* begin MATERIAL *
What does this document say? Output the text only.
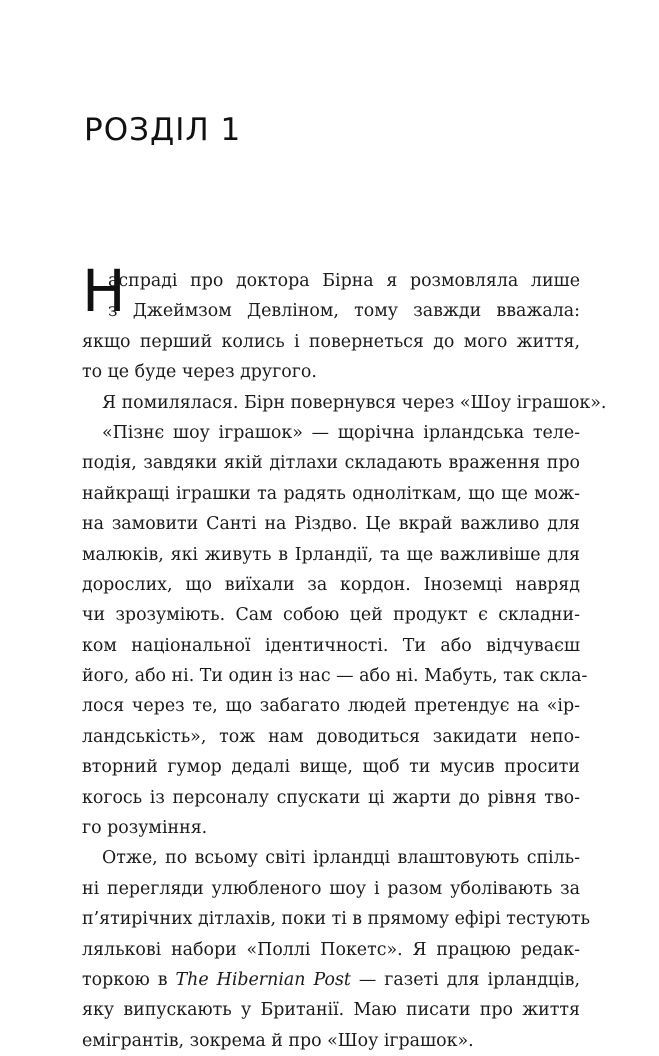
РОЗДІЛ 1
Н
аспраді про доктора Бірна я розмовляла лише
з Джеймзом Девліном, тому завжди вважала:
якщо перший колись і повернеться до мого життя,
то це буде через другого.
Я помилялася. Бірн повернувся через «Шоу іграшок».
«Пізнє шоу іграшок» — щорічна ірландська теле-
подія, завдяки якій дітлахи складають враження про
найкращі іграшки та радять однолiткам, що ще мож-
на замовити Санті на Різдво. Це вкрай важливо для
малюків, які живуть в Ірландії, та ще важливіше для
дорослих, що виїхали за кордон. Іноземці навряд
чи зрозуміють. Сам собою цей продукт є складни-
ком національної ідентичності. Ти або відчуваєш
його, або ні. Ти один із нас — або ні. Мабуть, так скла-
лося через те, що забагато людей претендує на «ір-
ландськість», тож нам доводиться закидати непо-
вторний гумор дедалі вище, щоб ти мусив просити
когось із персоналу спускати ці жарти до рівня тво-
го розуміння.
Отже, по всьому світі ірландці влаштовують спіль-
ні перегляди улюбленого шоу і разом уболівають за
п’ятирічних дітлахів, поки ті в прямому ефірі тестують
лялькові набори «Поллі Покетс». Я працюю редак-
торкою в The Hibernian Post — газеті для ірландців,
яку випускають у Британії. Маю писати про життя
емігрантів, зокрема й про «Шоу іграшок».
* end MATERIAL *
WHAT NEEDS TO BE DONE — Take every line from the records above that has the word "іграшок" and copy it.

OUTPUT —
Я помилялася. Бірн повернувся через «Шоу іграшок».
«Пізнє шоу іграшок» — щорічна ірландська теле-
емігрантів, зокрема й про «Шоу іграшок».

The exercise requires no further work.